— start Material for this exercise —

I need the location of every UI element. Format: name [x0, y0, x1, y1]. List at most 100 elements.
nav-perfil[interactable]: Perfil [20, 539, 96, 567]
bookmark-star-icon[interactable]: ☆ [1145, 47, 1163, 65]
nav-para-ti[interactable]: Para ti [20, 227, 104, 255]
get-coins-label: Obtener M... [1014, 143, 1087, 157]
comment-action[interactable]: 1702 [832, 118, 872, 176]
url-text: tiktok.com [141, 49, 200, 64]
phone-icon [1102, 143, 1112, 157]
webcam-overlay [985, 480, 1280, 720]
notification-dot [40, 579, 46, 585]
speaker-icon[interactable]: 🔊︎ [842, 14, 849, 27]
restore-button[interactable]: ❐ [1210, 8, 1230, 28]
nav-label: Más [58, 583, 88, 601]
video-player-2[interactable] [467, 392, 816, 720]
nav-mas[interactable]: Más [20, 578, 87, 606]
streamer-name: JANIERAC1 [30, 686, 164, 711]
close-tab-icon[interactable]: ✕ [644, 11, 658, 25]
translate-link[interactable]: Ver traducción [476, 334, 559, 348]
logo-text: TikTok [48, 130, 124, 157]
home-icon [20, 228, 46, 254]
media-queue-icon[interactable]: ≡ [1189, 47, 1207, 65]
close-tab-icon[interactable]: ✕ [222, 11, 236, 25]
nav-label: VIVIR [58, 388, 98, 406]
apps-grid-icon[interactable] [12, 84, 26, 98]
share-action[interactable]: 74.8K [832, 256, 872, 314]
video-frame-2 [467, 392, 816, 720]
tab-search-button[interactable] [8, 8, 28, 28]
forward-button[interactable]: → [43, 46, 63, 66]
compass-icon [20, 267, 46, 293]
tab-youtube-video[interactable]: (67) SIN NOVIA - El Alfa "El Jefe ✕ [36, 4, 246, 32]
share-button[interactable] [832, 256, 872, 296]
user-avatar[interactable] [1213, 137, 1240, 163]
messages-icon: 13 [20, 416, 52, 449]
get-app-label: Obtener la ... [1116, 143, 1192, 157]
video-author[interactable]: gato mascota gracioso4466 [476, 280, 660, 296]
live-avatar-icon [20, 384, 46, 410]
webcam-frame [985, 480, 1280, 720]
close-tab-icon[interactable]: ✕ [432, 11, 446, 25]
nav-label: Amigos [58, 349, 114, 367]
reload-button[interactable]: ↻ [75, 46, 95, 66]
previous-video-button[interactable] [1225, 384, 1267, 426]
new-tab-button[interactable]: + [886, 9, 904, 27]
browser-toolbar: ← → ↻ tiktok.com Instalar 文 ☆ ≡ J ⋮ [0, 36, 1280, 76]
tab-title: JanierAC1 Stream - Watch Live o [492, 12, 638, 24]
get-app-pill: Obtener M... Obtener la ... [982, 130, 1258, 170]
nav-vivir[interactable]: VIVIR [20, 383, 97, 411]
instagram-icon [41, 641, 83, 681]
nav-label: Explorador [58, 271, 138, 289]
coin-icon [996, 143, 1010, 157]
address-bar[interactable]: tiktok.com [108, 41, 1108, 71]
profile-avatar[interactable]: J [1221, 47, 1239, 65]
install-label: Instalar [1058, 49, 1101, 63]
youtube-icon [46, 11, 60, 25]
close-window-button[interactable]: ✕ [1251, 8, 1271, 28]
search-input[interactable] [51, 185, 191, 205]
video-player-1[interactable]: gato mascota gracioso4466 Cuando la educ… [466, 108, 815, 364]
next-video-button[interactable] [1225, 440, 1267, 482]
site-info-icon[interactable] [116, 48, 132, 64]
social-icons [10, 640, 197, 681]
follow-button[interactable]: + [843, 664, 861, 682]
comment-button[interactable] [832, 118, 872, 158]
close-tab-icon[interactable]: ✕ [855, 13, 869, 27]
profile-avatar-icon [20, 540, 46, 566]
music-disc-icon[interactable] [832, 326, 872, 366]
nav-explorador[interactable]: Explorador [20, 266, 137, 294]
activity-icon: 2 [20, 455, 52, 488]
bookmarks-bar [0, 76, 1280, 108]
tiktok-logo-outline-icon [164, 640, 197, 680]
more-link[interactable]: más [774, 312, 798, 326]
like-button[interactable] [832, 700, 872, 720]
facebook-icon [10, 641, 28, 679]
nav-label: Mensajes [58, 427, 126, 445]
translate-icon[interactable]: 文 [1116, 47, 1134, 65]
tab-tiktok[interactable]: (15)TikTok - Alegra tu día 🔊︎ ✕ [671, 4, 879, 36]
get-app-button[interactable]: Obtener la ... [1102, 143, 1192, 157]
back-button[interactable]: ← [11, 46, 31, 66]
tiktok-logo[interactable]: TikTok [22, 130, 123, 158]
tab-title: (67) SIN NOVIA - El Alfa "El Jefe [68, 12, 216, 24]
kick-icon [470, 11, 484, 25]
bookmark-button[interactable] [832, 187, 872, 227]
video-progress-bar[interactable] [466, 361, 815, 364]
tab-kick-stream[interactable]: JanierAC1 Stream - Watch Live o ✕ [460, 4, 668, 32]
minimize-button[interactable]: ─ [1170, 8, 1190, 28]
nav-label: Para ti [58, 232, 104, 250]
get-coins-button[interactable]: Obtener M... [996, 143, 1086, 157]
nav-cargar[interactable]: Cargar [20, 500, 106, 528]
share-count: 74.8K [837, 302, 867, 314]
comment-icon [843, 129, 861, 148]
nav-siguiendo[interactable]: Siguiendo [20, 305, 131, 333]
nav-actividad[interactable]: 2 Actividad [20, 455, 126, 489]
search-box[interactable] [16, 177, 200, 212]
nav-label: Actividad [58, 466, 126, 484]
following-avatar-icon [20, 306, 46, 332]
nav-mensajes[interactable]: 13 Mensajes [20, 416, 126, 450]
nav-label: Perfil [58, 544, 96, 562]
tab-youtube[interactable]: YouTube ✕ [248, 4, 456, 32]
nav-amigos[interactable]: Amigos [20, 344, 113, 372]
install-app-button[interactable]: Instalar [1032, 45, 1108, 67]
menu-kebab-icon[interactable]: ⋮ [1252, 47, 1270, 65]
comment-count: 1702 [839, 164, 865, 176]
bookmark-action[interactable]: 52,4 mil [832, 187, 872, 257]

— end Material for this exercise —

Reproduce every one of the entries above word for word, keeping each line as it stands.

I need the location of every UI element. Format: name [x0, y0, x1, y1]. List at most 100 elements.
nav-perfil[interactable]: Perfil [20, 539, 96, 567]
bookmark-star-icon[interactable]: ☆ [1145, 47, 1163, 65]
nav-para-ti[interactable]: Para ti [20, 227, 104, 255]
get-coins-label: Obtener M... [1014, 143, 1087, 157]
comment-action[interactable]: 1702 [832, 118, 872, 176]
url-text: tiktok.com [141, 49, 200, 64]
phone-icon [1102, 143, 1112, 157]
webcam-overlay [985, 480, 1280, 720]
notification-dot [40, 579, 46, 585]
speaker-icon[interactable]: 🔊︎ [842, 14, 849, 27]
restore-button[interactable]: ❐ [1210, 8, 1230, 28]
nav-label: Más [58, 583, 88, 601]
video-player-2[interactable] [467, 392, 816, 720]
nav-mas[interactable]: Más [20, 578, 87, 606]
streamer-name: JANIERAC1 [30, 686, 164, 711]
close-tab-icon[interactable]: ✕ [644, 11, 658, 25]
translate-link[interactable]: Ver traducción [476, 334, 559, 348]
logo-text: TikTok [48, 130, 124, 157]
home-icon [20, 228, 46, 254]
media-queue-icon[interactable]: ≡ [1189, 47, 1207, 65]
close-tab-icon[interactable]: ✕ [222, 11, 236, 25]
nav-label: VIVIR [58, 388, 98, 406]
apps-grid-icon[interactable] [12, 84, 26, 98]
share-action[interactable]: 74.8K [832, 256, 872, 314]
video-frame-2 [467, 392, 816, 720]
tab-search-button[interactable] [8, 8, 28, 28]
forward-button[interactable]: → [43, 46, 63, 66]
compass-icon [20, 267, 46, 293]
tab-youtube-video[interactable]: (67) SIN NOVIA - El Alfa "El Jefe ✕ [36, 4, 246, 32]
share-button[interactable] [832, 256, 872, 296]
user-avatar[interactable] [1213, 137, 1240, 163]
messages-icon: 13 [20, 416, 52, 449]
get-app-label: Obtener la ... [1116, 143, 1192, 157]
video-author[interactable]: gato mascota gracioso4466 [476, 280, 660, 296]
live-avatar-icon [20, 384, 46, 410]
webcam-frame [985, 480, 1280, 720]
close-tab-icon[interactable]: ✕ [432, 11, 446, 25]
nav-label: Amigos [58, 349, 114, 367]
reload-button[interactable]: ↻ [75, 46, 95, 66]
previous-video-button[interactable] [1225, 384, 1267, 426]
new-tab-button[interactable]: + [886, 9, 904, 27]
browser-toolbar: ← → ↻ tiktok.com Instalar 文 ☆ ≡ J ⋮ [0, 36, 1280, 76]
tab-title: JanierAC1 Stream - Watch Live o [492, 12, 638, 24]
get-app-pill: Obtener M... Obtener la ... [982, 130, 1258, 170]
nav-vivir[interactable]: VIVIR [20, 383, 97, 411]
instagram-icon [41, 641, 83, 681]
nav-label: Explorador [58, 271, 138, 289]
coin-icon [996, 143, 1010, 157]
address-bar[interactable]: tiktok.com [108, 41, 1108, 71]
profile-avatar[interactable]: J [1221, 47, 1239, 65]
install-label: Instalar [1058, 49, 1101, 63]
youtube-icon [46, 11, 60, 25]
close-window-button[interactable]: ✕ [1251, 8, 1271, 28]
search-input[interactable] [51, 185, 191, 205]
video-player-1[interactable]: gato mascota gracioso4466 Cuando la educ… [466, 108, 815, 364]
next-video-button[interactable] [1225, 440, 1267, 482]
site-info-icon[interactable] [116, 48, 132, 64]
social-icons [10, 640, 197, 681]
follow-button[interactable]: + [843, 664, 861, 682]
comment-button[interactable] [832, 118, 872, 158]
close-tab-icon[interactable]: ✕ [855, 13, 869, 27]
profile-avatar-icon [20, 540, 46, 566]
music-disc-icon[interactable] [832, 326, 872, 366]
nav-explorador[interactable]: Explorador [20, 266, 137, 294]
activity-icon: 2 [20, 455, 52, 488]
bookmarks-bar [0, 76, 1280, 108]
tiktok-logo-outline-icon [164, 640, 197, 680]
more-link[interactable]: más [774, 312, 798, 326]
like-button[interactable] [832, 700, 872, 720]
facebook-icon [10, 641, 28, 679]
nav-label: Mensajes [58, 427, 126, 445]
translate-icon[interactable]: 文 [1116, 47, 1134, 65]
tab-tiktok[interactable]: (15)TikTok - Alegra tu día 🔊︎ ✕ [671, 4, 879, 36]
get-app-button[interactable]: Obtener la ... [1102, 143, 1192, 157]
back-button[interactable]: ← [11, 46, 31, 66]
tiktok-logo[interactable]: TikTok [22, 130, 123, 158]
tab-title: (67) SIN NOVIA - El Alfa "El Jefe [68, 12, 216, 24]
kick-icon [470, 11, 484, 25]
bookmark-button[interactable] [832, 187, 872, 227]
video-progress-bar[interactable] [466, 361, 815, 364]
tab-kick-stream[interactable]: JanierAC1 Stream - Watch Live o ✕ [460, 4, 668, 32]
minimize-button[interactable]: ─ [1170, 8, 1190, 28]
nav-label: Para ti [58, 232, 104, 250]
get-coins-button[interactable]: Obtener M... [996, 143, 1086, 157]
nav-cargar[interactable]: Cargar [20, 500, 106, 528]
share-count: 74.8K [837, 302, 867, 314]
comment-icon [843, 129, 861, 148]
nav-siguiendo[interactable]: Siguiendo [20, 305, 131, 333]
nav-actividad[interactable]: 2 Actividad [20, 455, 126, 489]
search-box[interactable] [16, 177, 200, 212]
nav-label: Actividad [58, 466, 126, 484]
following-avatar-icon [20, 306, 46, 332]
nav-mensajes[interactable]: 13 Mensajes [20, 416, 126, 450]
nav-label: Perfil [58, 544, 96, 562]
tab-youtube[interactable]: YouTube ✕ [248, 4, 456, 32]
nav-amigos[interactable]: Amigos [20, 344, 113, 372]
install-app-button[interactable]: Instalar [1032, 45, 1108, 67]
menu-kebab-icon[interactable]: ⋮ [1252, 47, 1270, 65]
comment-count: 1702 [839, 164, 865, 176]
bookmark-action[interactable]: 52,4 mil [832, 187, 872, 257]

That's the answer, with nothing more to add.